Task input>
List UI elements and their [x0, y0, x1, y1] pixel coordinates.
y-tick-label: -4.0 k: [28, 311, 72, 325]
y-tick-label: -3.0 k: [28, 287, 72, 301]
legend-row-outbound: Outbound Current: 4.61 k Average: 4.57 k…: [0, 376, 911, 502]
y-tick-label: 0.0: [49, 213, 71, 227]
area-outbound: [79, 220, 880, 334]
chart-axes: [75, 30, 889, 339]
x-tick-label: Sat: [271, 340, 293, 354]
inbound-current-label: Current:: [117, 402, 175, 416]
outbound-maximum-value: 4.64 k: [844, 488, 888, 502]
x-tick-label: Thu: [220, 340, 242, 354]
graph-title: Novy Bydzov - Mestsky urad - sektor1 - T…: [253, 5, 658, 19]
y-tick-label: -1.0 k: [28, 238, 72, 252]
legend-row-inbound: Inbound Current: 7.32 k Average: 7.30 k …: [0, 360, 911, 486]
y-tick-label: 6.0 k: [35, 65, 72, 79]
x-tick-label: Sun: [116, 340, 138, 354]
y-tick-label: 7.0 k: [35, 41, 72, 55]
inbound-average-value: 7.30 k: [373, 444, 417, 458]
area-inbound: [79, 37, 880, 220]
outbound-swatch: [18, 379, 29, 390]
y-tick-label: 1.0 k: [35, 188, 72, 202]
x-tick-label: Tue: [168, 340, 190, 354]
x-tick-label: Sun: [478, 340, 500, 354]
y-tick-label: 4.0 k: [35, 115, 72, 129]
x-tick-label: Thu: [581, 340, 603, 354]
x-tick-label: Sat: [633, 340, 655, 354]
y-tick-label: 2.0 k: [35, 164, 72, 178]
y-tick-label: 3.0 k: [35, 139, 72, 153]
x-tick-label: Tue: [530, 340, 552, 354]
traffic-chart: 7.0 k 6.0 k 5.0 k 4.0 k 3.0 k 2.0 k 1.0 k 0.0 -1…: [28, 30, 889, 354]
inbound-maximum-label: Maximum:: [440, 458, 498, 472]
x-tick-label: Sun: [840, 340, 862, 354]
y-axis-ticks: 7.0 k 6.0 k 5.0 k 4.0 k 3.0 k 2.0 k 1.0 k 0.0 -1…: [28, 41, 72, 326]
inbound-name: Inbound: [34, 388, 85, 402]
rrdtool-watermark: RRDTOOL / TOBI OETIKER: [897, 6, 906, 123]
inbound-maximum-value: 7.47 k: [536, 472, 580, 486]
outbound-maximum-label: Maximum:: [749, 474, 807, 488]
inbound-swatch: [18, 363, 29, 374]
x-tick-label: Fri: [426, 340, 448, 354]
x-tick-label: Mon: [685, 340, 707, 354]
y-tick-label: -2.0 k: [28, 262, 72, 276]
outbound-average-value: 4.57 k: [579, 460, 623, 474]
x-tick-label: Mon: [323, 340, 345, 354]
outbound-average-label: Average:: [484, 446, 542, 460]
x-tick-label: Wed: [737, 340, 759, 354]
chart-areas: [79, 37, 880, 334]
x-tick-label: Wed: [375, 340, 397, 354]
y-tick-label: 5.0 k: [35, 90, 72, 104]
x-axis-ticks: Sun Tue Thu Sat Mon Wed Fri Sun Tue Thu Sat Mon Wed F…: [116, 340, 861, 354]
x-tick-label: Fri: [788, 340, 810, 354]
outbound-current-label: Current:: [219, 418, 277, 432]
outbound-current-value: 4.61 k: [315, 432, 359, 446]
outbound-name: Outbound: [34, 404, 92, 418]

Written instruction> Rewrite the part of the items that opens with their first line and closes with the line containing "x-tick-label: Thu: [220, 340, 242, 354]", both included, as a Markdown table with the columns Row and Item. Give one numbered row per line and omit blank lines.

Solution for this task>
| Row | Item |
|---|---|
| 1 | List UI elements and their [x0, y0, x1, y1] pixel coordinates. |
| 2 | y-tick-label: -4.0 k: [28, 311, 72, 325] |
| 3 | y-tick-label: -3.0 k: [28, 287, 72, 301] |
| 4 | legend-row-outbound: Outbound Current: 4.61 k Average: 4.57 k…: [0, 376, 911, 502] |
| 5 | y-tick-label: 0.0: [49, 213, 71, 227] |
| 6 | area-outbound: [79, 220, 880, 334] |
| 7 | chart-axes: [75, 30, 889, 339] |
| 8 | x-tick-label: Sat: [271, 340, 293, 354] |
| 9 | inbound-current-label: Current:: [117, 402, 175, 416] |
| 10 | outbound-maximum-value: 4.64 k: [844, 488, 888, 502] |
| 11 | x-tick-label: Thu: [220, 340, 242, 354] |